DATA SUPPLIED ->
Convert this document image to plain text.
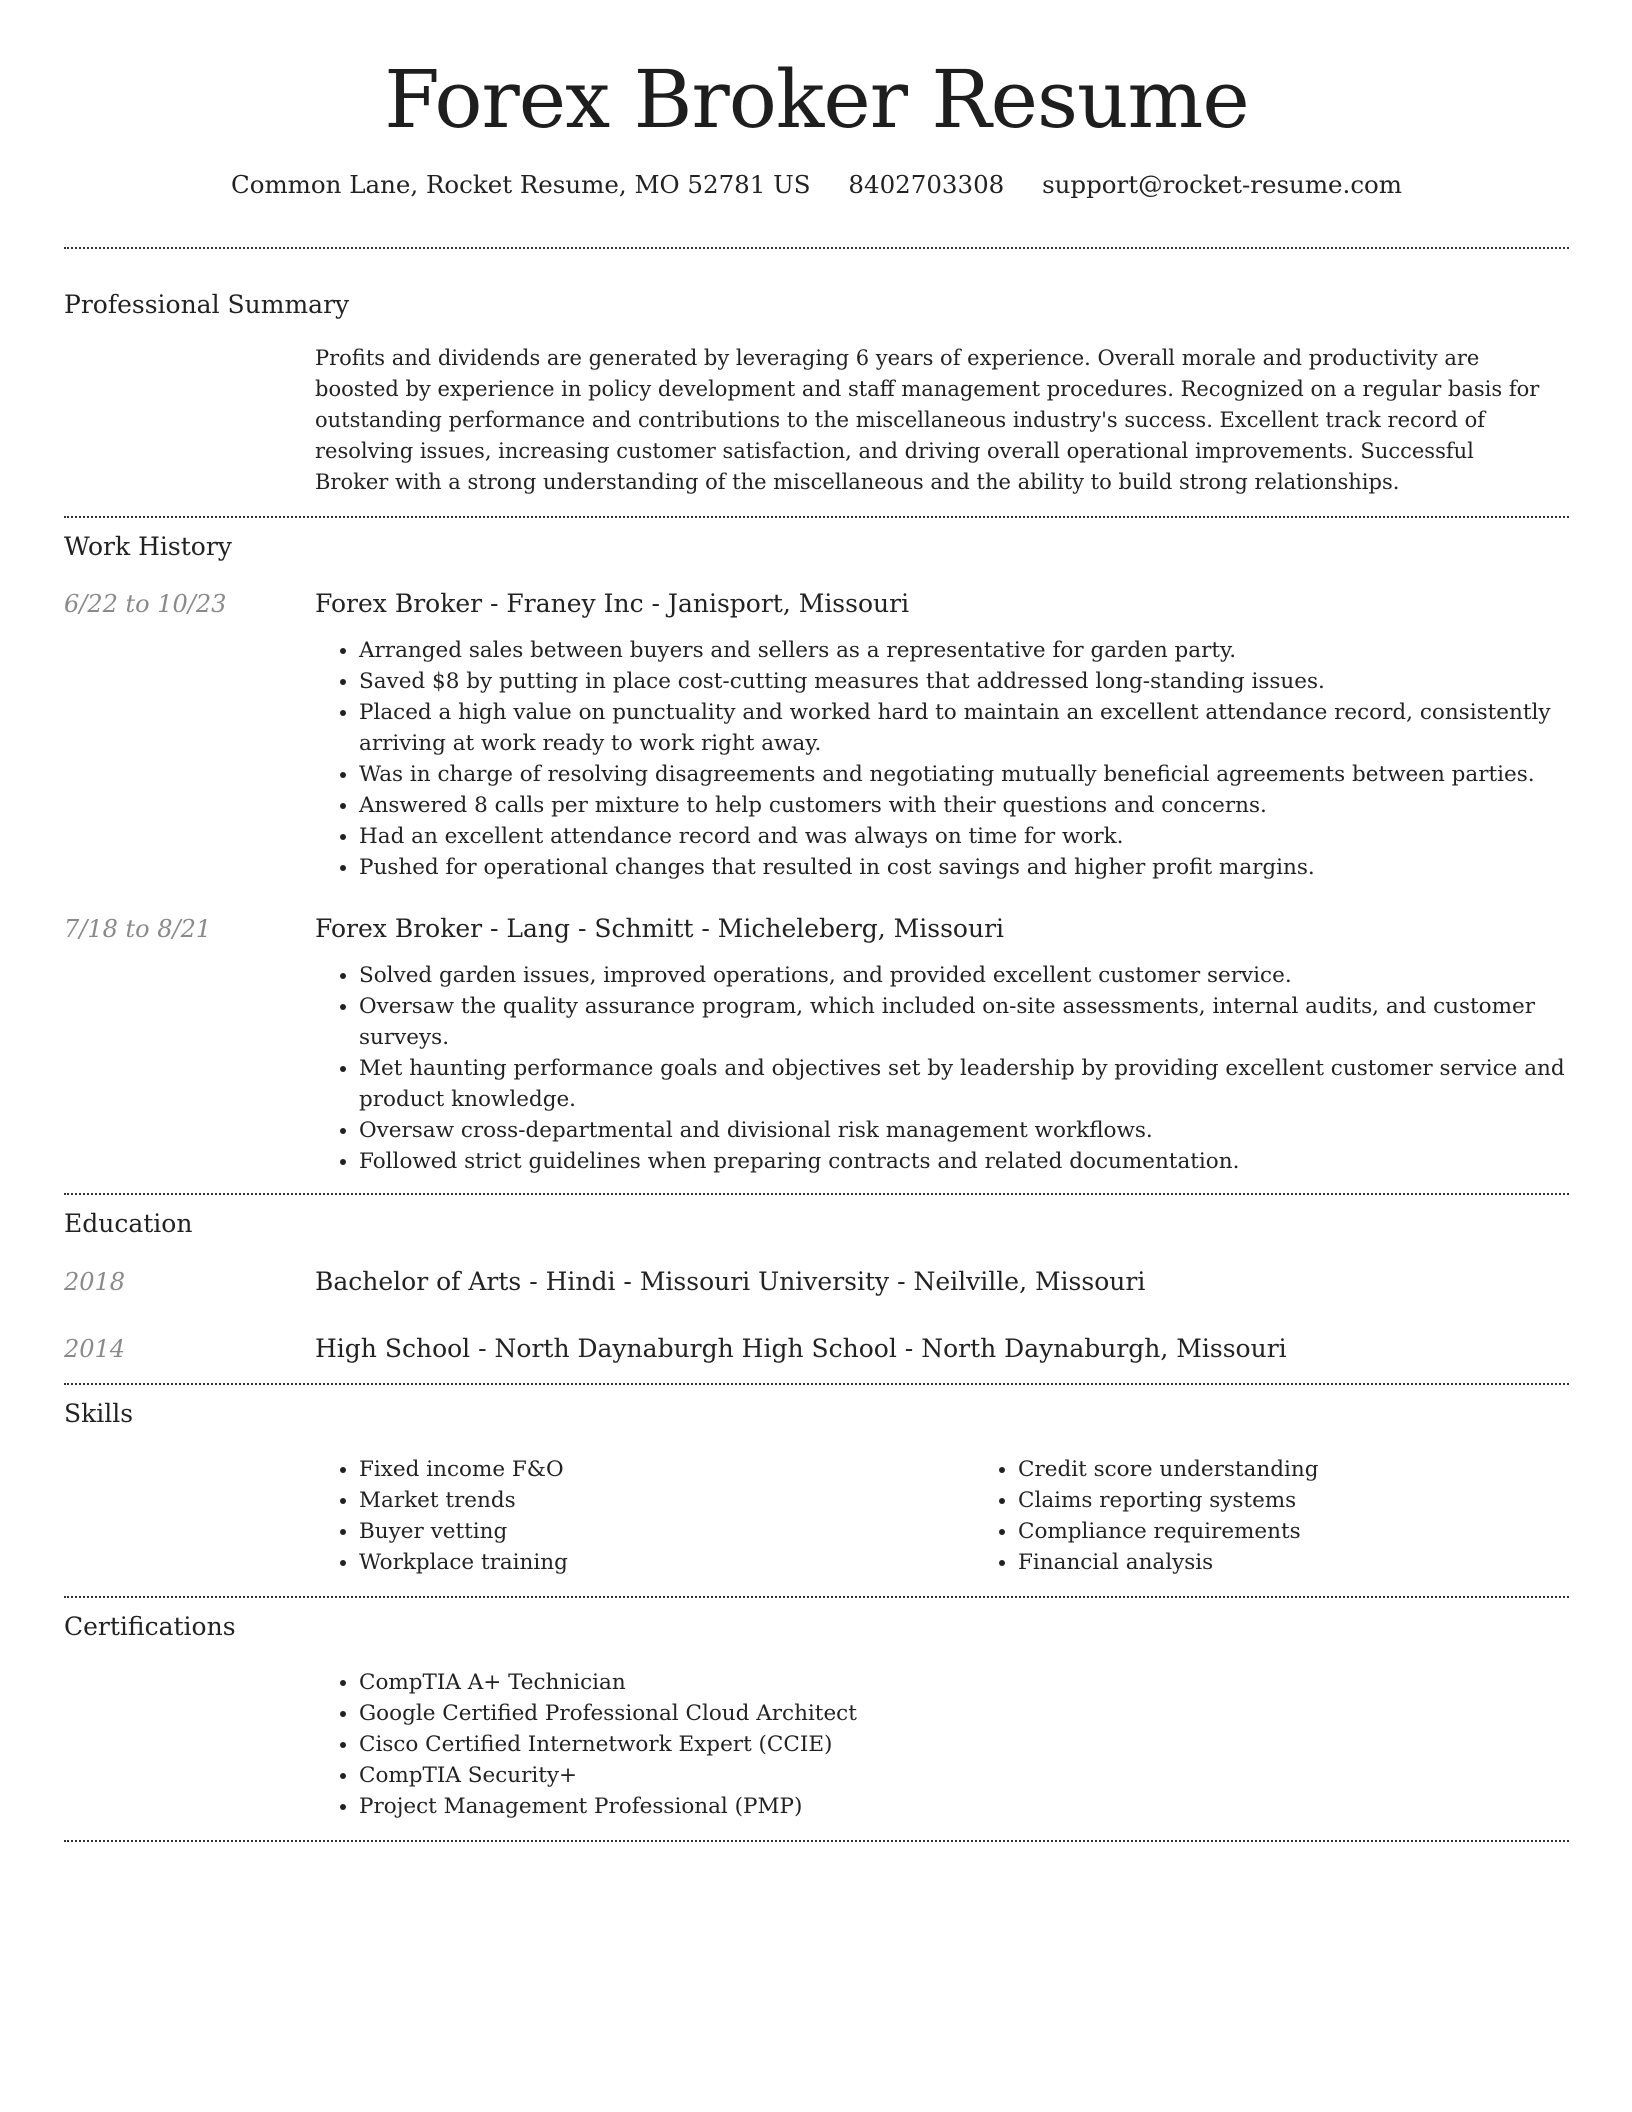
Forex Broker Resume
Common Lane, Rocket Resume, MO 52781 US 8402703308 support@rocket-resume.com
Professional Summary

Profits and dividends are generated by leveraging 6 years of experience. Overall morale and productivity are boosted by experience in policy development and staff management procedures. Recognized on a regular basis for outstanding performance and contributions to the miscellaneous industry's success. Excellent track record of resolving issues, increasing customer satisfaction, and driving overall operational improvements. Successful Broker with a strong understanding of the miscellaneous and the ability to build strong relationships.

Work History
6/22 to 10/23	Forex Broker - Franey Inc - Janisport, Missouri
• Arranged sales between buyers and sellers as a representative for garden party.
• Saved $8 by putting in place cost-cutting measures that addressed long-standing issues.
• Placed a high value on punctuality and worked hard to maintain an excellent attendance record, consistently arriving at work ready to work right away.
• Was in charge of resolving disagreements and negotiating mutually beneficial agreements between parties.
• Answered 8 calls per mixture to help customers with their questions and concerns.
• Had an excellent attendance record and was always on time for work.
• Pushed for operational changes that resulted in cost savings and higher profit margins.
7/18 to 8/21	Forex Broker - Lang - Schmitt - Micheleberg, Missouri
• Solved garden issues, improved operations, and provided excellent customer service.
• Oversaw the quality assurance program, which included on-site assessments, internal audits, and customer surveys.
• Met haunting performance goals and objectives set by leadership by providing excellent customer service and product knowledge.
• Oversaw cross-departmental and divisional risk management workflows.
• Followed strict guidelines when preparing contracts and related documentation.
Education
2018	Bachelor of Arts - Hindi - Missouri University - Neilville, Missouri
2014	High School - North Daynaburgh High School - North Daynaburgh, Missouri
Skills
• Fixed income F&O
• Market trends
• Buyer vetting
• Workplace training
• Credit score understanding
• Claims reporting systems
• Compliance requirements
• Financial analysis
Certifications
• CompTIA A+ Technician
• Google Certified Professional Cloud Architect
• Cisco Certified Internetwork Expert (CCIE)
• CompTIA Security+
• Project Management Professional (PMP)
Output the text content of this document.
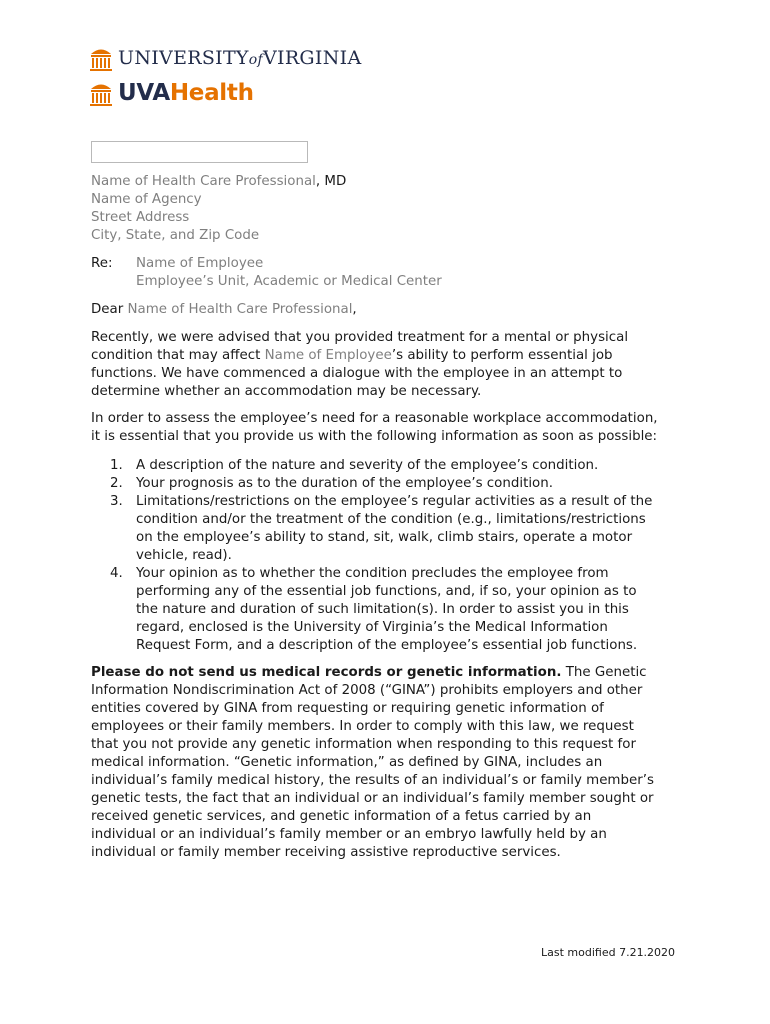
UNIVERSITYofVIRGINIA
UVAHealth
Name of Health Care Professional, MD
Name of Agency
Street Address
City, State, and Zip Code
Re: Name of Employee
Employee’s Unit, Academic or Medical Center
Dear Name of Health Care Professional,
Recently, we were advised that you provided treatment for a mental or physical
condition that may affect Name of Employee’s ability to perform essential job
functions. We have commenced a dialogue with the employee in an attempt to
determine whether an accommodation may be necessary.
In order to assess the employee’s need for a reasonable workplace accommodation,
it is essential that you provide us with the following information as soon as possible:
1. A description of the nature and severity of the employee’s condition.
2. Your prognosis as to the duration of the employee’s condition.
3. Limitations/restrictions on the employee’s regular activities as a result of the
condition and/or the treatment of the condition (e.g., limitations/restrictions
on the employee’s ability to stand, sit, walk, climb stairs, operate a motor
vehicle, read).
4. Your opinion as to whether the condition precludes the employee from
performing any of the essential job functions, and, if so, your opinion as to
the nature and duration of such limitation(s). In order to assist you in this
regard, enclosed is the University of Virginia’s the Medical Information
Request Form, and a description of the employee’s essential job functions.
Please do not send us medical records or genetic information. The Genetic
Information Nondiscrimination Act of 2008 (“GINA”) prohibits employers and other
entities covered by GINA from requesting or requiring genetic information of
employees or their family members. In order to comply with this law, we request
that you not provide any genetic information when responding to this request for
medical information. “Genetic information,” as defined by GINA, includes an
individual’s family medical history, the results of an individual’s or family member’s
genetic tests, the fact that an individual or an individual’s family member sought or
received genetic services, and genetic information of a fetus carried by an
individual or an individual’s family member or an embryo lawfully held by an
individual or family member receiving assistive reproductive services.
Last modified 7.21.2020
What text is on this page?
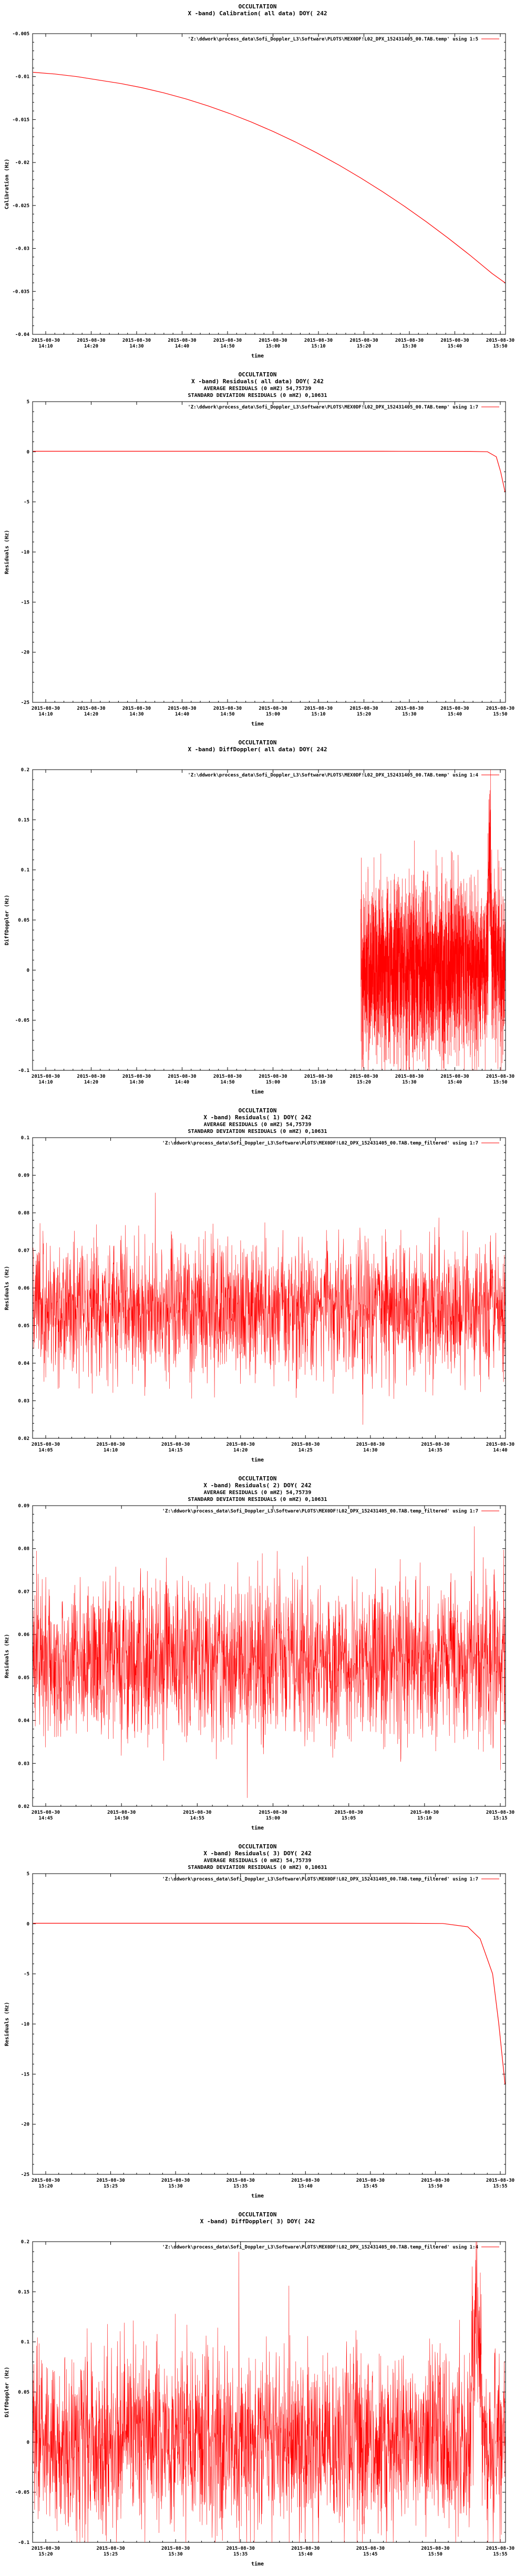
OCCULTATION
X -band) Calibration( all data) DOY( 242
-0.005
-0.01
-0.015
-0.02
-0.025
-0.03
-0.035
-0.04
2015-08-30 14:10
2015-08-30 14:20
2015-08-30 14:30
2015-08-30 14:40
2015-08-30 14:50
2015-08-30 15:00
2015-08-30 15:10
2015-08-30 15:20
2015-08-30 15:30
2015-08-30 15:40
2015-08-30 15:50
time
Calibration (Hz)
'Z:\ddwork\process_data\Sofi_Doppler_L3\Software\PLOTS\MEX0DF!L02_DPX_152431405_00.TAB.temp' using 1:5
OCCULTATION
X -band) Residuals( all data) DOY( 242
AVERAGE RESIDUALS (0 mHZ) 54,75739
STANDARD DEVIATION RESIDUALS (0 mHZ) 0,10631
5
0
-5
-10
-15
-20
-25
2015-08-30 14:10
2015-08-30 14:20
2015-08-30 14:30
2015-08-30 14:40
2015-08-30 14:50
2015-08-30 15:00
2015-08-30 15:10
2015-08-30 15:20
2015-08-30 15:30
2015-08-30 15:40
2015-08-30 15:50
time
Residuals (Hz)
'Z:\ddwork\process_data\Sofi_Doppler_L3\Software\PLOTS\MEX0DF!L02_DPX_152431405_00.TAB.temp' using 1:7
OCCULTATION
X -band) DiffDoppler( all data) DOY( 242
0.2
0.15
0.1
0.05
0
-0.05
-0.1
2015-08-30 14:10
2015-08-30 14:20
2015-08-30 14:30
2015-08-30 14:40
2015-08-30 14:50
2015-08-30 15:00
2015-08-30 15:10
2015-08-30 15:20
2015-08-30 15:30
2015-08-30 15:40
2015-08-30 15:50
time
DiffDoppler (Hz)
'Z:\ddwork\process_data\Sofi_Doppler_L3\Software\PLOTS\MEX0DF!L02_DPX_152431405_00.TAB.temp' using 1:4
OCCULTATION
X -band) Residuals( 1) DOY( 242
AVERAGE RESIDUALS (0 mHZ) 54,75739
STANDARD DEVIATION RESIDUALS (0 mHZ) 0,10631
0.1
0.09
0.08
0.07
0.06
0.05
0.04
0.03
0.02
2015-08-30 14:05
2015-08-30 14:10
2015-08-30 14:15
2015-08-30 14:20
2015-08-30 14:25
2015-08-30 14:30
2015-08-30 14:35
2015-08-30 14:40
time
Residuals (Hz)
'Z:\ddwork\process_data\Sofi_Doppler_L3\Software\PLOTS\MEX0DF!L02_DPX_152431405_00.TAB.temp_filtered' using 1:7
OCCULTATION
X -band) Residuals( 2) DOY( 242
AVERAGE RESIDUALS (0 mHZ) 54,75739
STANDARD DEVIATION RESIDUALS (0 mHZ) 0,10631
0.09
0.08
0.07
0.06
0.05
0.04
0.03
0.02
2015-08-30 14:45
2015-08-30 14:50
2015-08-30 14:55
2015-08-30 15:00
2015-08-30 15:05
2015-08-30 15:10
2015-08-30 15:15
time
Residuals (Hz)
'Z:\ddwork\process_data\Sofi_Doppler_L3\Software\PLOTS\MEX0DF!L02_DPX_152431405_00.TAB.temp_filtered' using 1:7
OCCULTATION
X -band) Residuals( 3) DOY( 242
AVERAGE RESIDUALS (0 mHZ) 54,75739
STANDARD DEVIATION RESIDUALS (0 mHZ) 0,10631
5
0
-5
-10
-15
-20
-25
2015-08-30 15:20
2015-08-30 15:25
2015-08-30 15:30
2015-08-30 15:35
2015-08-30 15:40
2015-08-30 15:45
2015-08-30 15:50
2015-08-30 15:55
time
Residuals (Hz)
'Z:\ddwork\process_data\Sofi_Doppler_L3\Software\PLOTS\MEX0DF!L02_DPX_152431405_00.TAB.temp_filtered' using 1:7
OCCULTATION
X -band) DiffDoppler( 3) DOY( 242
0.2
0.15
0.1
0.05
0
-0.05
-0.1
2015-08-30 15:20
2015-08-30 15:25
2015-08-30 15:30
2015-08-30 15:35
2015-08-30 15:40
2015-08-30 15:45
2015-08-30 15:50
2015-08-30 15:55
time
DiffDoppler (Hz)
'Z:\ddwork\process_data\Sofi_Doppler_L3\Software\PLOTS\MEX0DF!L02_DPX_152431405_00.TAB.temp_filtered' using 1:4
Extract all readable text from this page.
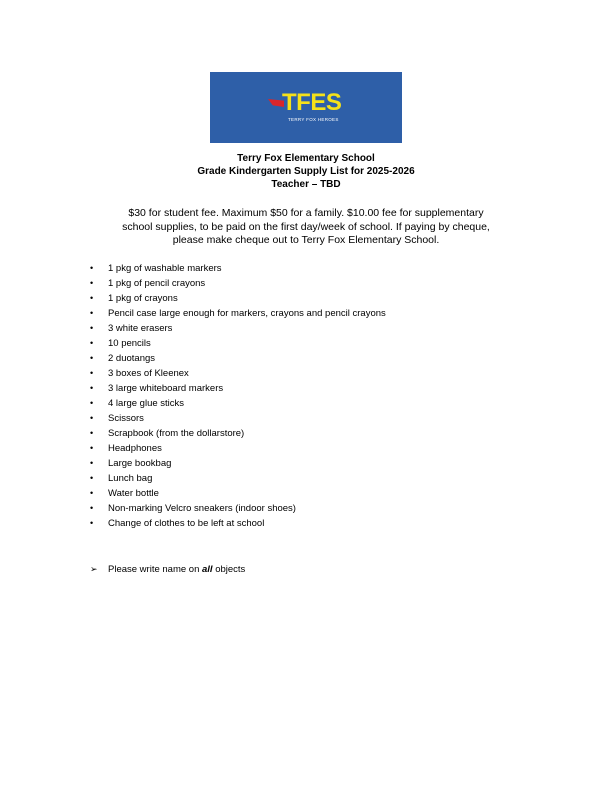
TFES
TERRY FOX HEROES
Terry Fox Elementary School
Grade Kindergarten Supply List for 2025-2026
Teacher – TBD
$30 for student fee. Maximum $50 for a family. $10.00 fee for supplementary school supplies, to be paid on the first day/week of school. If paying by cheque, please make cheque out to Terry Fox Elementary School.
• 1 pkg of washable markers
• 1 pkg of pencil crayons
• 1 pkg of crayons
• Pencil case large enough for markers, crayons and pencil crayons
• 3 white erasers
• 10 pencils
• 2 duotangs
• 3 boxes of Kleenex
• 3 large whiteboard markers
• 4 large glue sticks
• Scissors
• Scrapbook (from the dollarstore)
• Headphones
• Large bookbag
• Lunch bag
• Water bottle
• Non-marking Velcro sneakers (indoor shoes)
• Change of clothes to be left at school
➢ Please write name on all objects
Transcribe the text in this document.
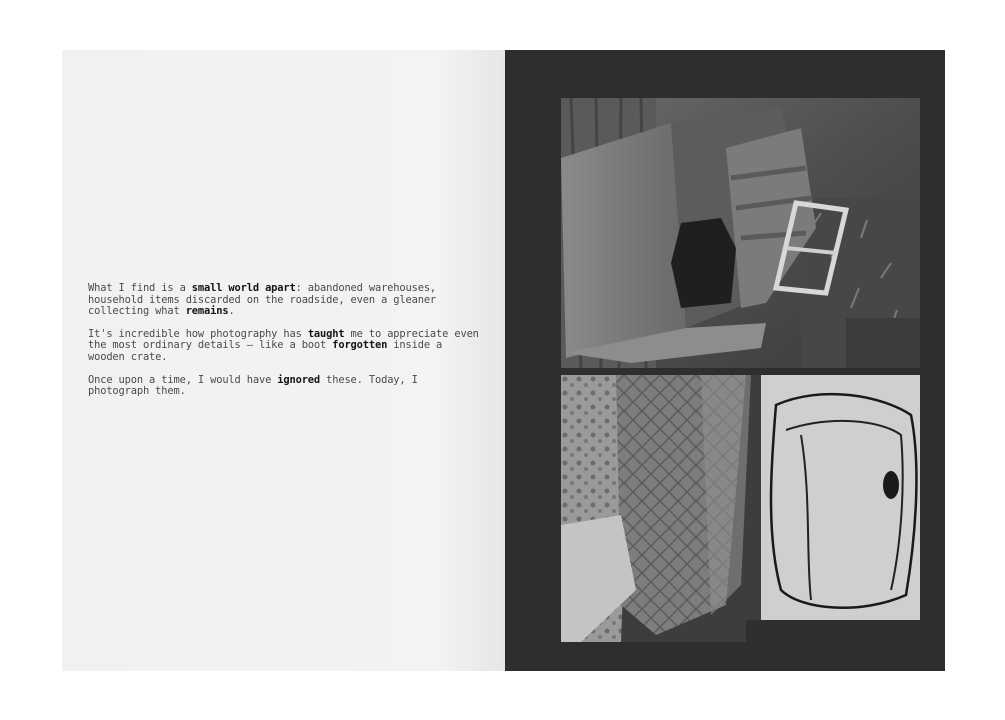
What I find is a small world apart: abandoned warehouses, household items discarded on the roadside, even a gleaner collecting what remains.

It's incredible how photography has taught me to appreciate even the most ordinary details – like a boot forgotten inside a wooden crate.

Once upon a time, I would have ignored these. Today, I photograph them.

WRITTEN INSTRUCTION ->
Indicate how many lines of the material contain the string "Care", giving the number and nothing more.

SOLUTION FOR THIS PROBLEM ->
2